### [Your task]
Show all lines of the listing that hold the word "Municipios".

### [Records to use]
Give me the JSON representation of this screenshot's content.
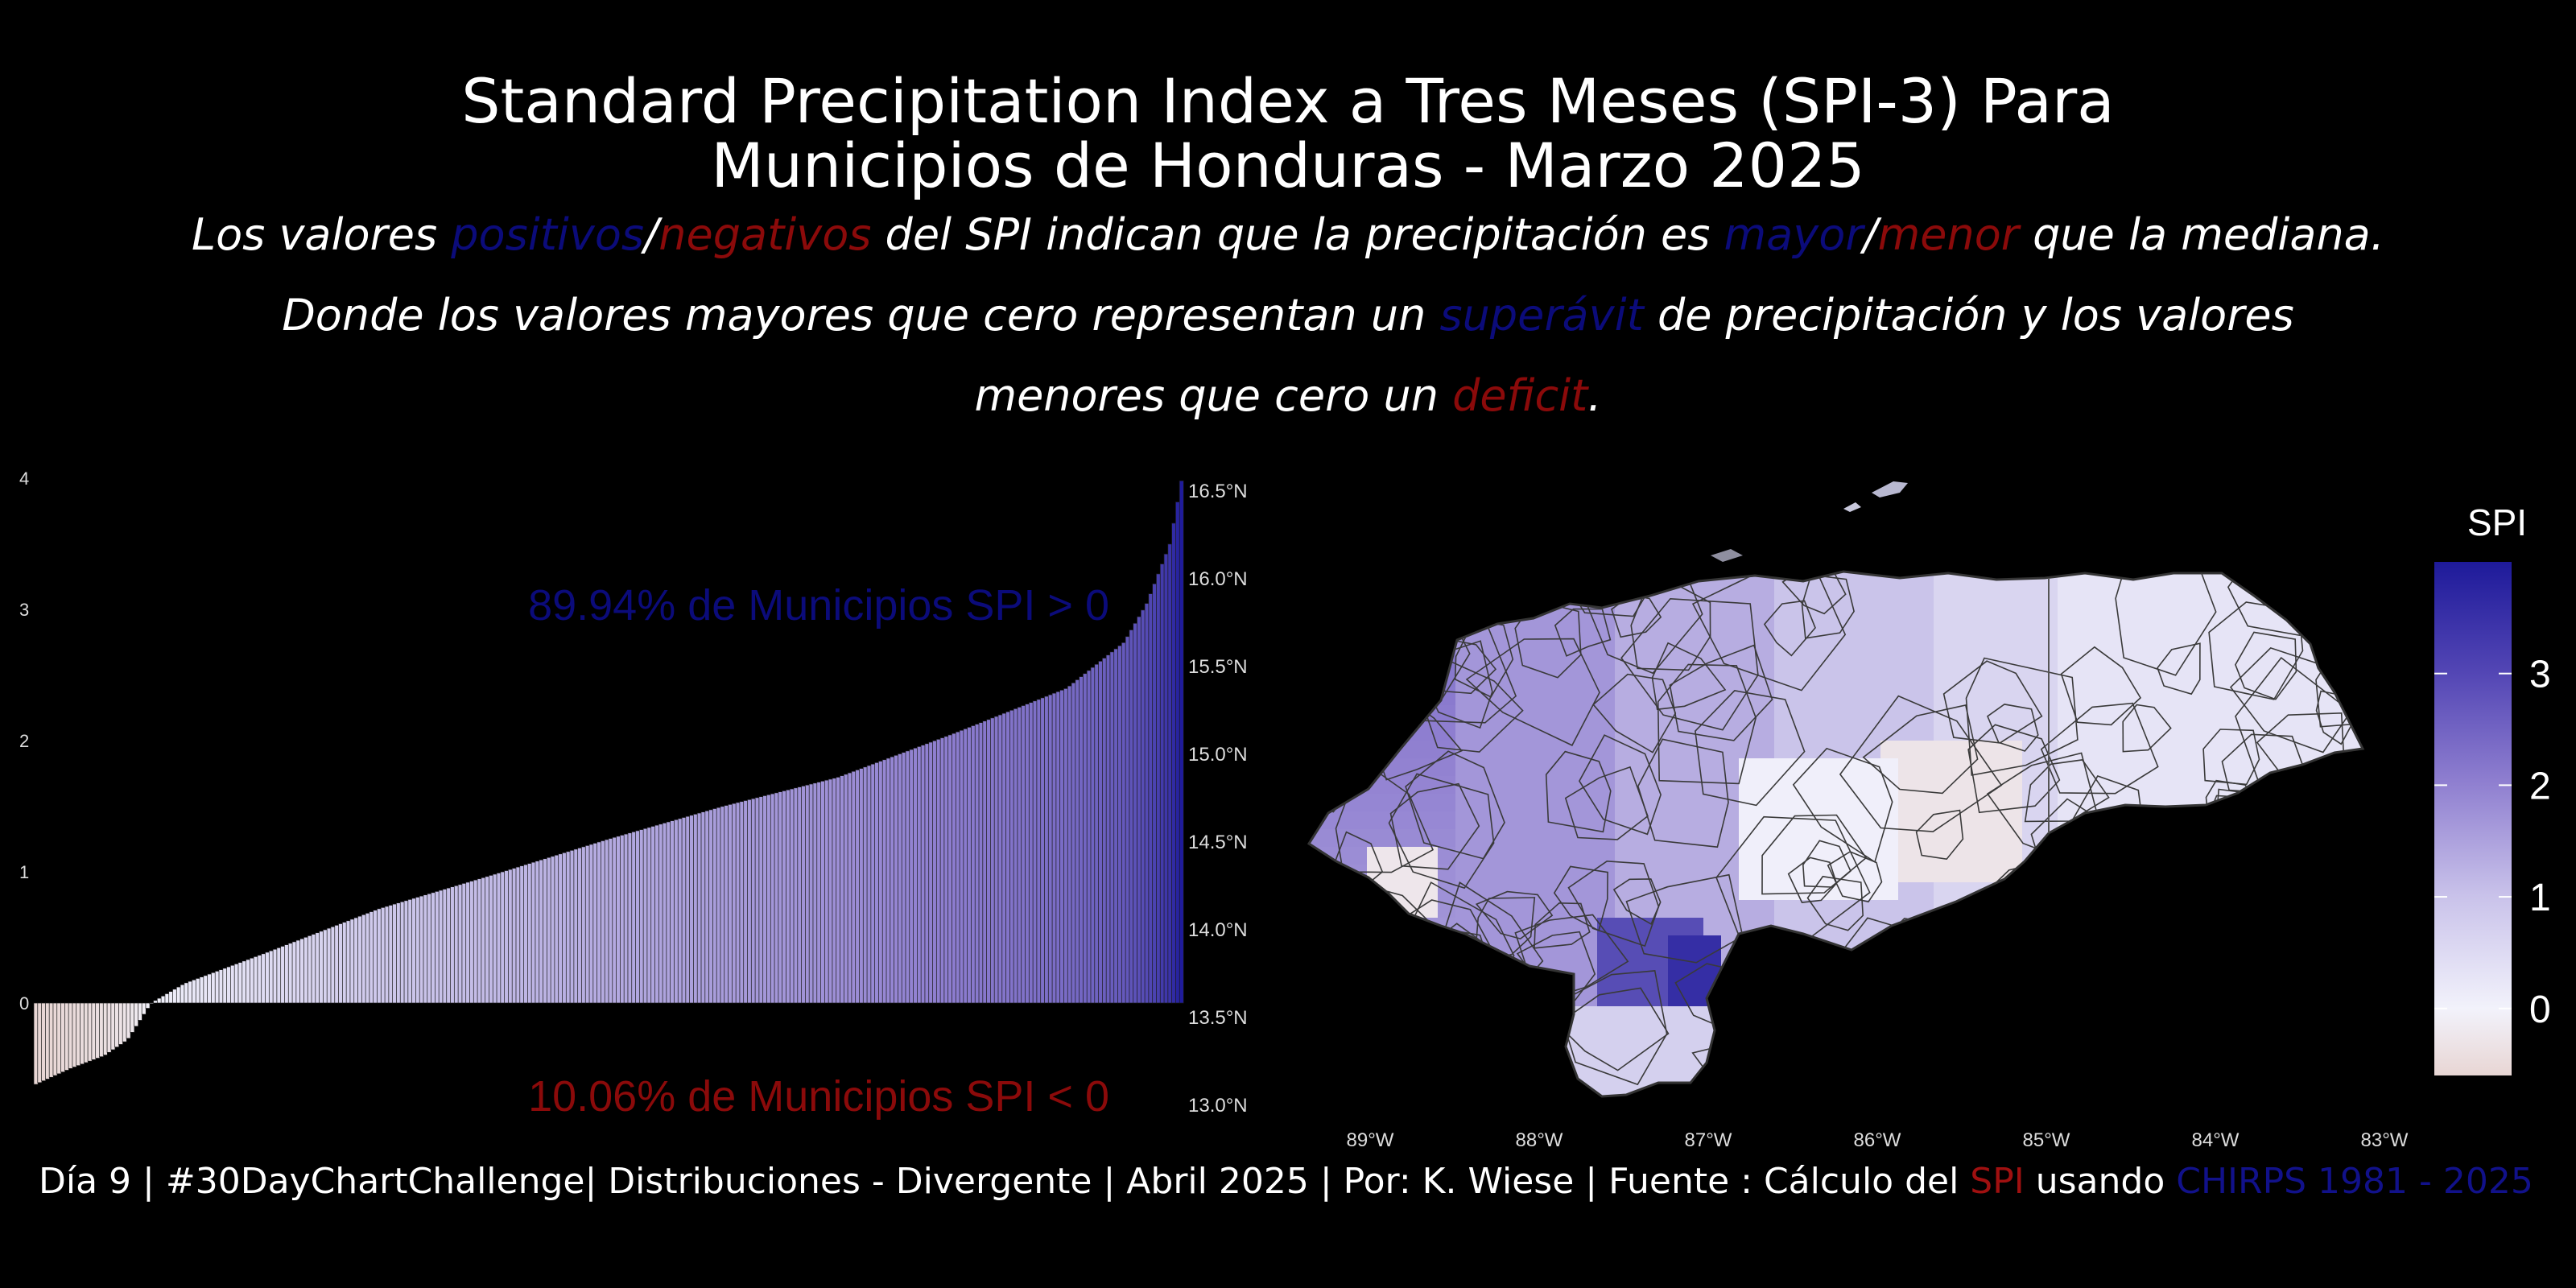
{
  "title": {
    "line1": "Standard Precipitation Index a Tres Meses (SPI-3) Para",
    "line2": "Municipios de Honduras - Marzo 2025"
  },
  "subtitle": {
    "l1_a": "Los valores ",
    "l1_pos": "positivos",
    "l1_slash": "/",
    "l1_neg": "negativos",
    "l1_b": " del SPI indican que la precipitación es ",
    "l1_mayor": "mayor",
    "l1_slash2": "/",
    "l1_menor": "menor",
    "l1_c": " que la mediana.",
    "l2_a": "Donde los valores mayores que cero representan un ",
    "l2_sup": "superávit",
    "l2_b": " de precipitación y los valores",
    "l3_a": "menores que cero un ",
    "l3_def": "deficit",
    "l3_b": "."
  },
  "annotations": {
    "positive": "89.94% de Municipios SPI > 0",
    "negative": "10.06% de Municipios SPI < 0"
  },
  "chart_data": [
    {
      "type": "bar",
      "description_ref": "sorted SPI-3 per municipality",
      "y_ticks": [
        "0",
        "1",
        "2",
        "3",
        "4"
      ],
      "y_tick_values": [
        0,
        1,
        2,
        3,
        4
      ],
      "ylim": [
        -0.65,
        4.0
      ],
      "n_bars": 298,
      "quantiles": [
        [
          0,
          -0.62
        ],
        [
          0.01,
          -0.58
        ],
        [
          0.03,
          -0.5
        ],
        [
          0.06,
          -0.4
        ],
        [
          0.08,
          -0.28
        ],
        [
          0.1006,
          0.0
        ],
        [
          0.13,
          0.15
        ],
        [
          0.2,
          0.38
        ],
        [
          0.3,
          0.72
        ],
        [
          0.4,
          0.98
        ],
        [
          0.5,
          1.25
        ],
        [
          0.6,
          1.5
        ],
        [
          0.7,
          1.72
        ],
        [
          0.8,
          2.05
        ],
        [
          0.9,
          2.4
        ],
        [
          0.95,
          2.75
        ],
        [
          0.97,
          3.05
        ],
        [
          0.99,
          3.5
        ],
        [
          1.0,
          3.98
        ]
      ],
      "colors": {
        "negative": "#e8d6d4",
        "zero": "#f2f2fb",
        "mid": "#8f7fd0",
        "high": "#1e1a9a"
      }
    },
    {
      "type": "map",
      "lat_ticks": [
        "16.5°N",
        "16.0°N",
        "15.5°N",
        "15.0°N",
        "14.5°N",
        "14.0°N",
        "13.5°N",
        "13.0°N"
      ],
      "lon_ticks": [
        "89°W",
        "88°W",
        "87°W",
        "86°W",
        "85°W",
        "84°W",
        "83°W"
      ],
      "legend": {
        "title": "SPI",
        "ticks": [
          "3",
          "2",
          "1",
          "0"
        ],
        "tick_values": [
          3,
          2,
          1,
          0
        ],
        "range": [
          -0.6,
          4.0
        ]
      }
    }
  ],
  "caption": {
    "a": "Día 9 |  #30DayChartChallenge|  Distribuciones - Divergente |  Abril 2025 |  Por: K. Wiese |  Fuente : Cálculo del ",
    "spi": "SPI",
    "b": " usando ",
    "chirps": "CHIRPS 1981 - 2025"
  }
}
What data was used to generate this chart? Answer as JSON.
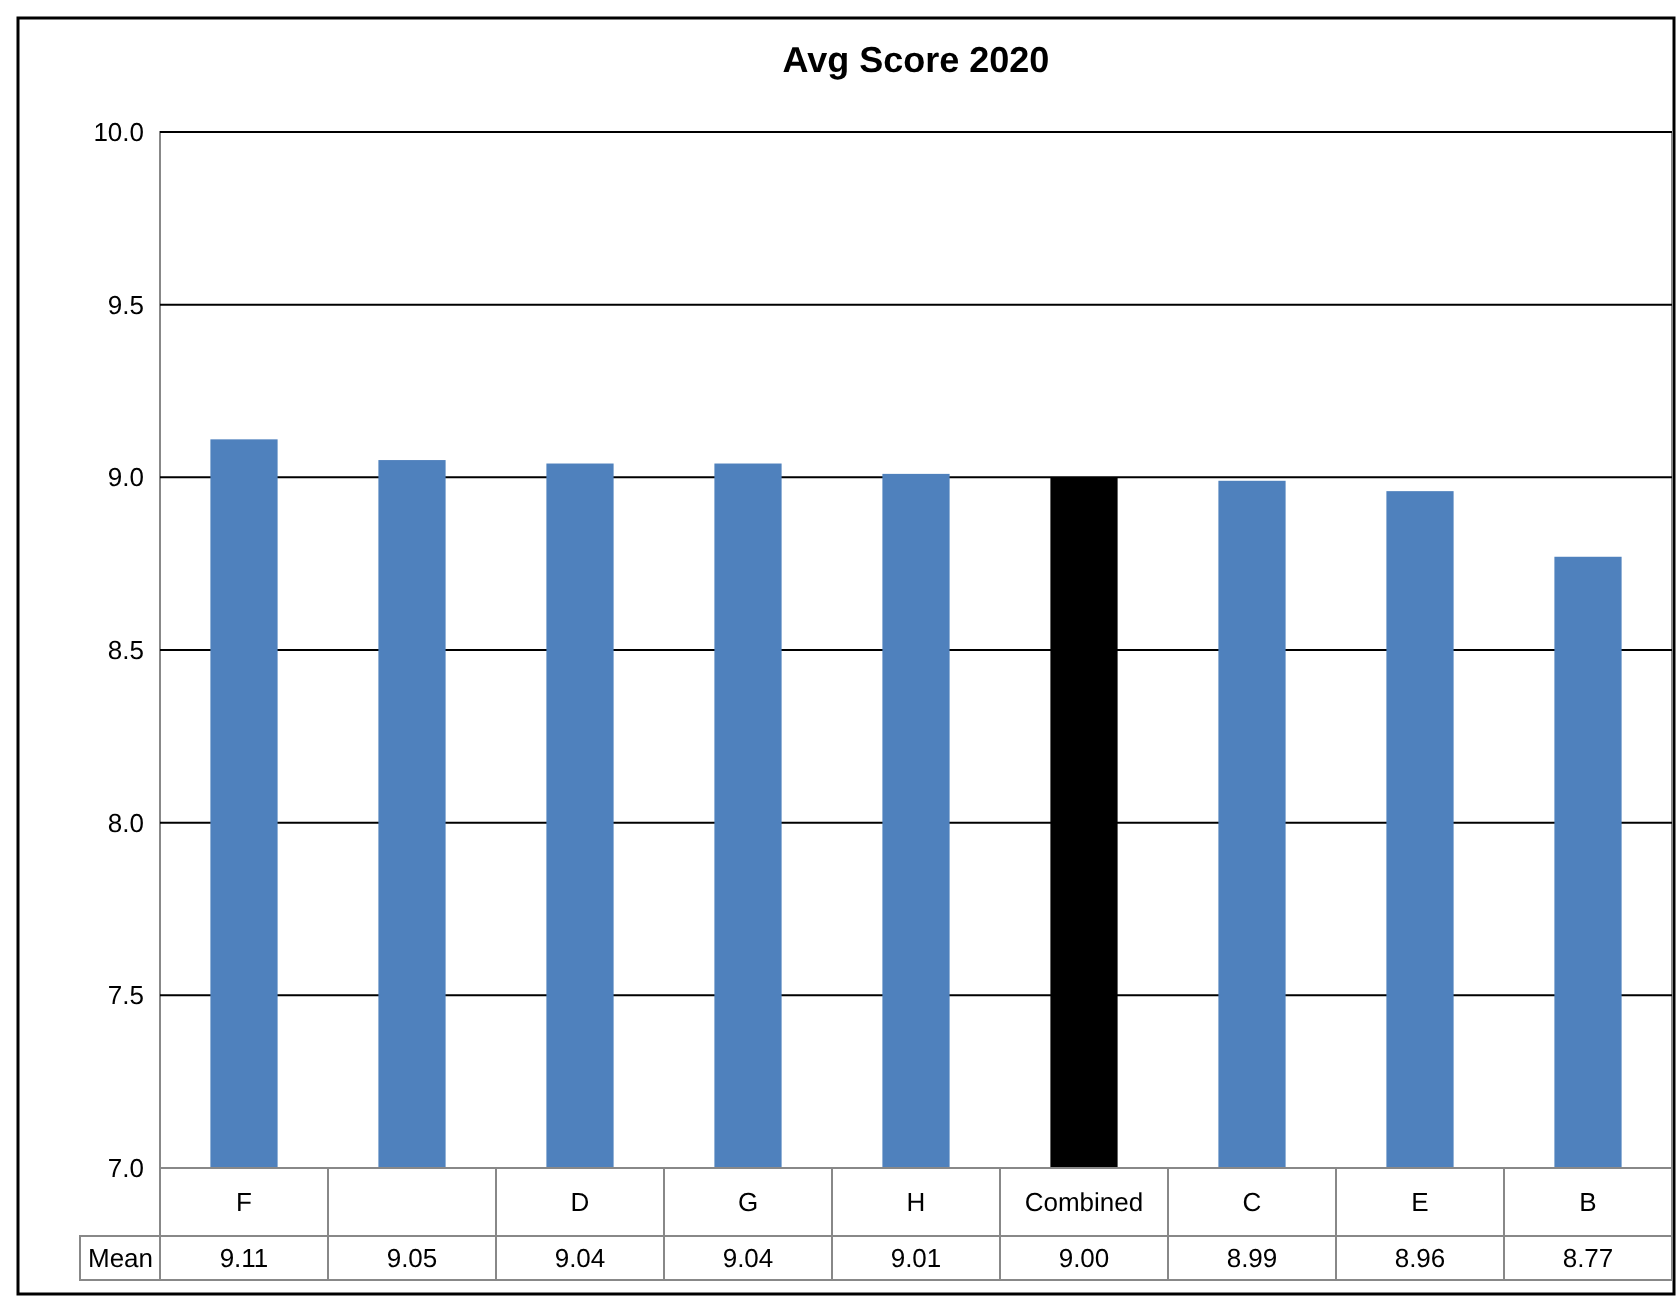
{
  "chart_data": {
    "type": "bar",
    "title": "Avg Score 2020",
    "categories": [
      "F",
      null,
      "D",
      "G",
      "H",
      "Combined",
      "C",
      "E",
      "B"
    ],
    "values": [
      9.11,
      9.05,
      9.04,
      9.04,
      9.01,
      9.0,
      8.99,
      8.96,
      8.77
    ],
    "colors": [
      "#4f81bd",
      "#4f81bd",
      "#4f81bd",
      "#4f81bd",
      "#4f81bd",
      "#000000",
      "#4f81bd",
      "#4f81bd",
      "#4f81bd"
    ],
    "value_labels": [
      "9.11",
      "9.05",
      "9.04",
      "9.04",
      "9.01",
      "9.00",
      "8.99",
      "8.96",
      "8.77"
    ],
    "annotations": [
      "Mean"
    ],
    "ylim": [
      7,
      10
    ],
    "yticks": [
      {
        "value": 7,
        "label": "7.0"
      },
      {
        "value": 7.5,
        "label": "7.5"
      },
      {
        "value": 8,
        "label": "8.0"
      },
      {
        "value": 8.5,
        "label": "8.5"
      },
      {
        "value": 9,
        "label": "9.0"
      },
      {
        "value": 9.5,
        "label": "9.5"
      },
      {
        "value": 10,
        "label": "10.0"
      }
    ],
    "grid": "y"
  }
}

### [Full solution]
    "line2": "Municipios de Honduras - Marzo 2025"
    "positive": "89.94% de Municipios SPI > 0",
    "negative": "10.06% de Municipios SPI < 0"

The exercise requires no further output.